Extracted data entries
>>>
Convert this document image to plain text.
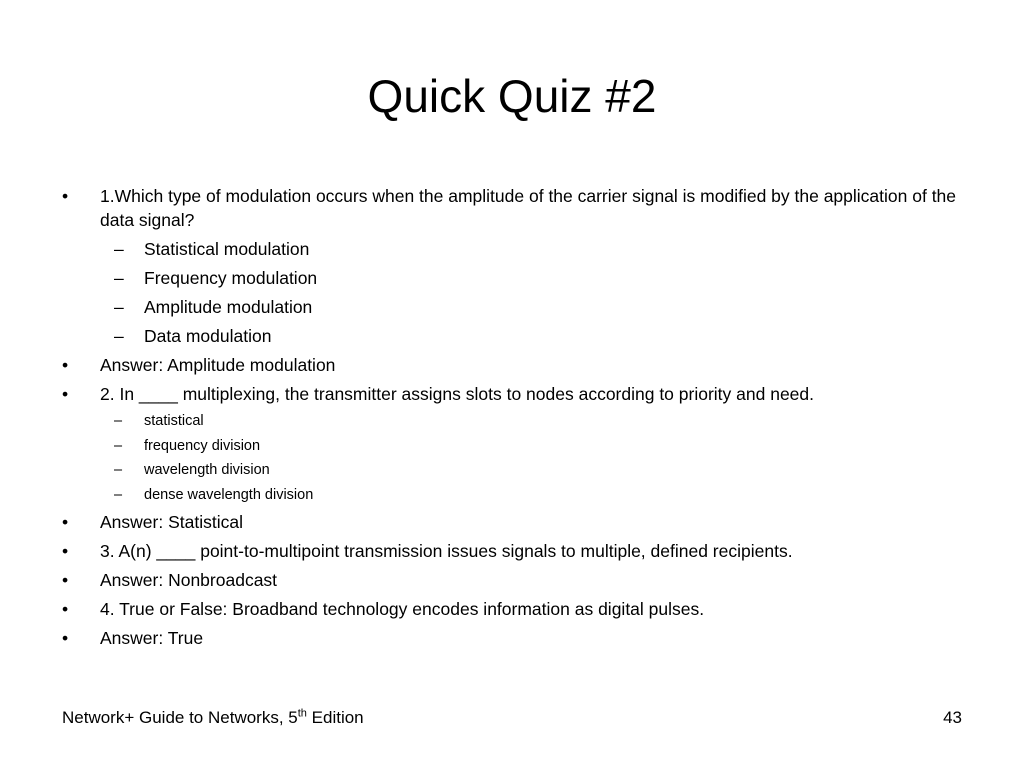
Quick Quiz #2
•	1.Which type of modulation occurs when the amplitude of the carrier signal is modified by the application of the data signal?
– Statistical modulation
– Frequency modulation
– Amplitude modulation
– Data modulation
•	Answer: Amplitude modulation
•	2. In ____ multiplexing, the transmitter assigns slots to nodes according to priority and need.
– statistical
– frequency division
– wavelength division
– dense wavelength division
•	Answer: Statistical
•	3. A(n) ____ point-to-multipoint transmission issues signals to multiple, defined recipients.
•	Answer: Nonbroadcast
•	4. True or False: Broadband technology encodes information as digital pulses.
•	Answer: True
Network+ Guide to Networks, 5th Edition	43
<<<
_Task requirements_
Gather each line that holds "division".

_Response below_
– frequency division
– wavelength division
– dense wavelength division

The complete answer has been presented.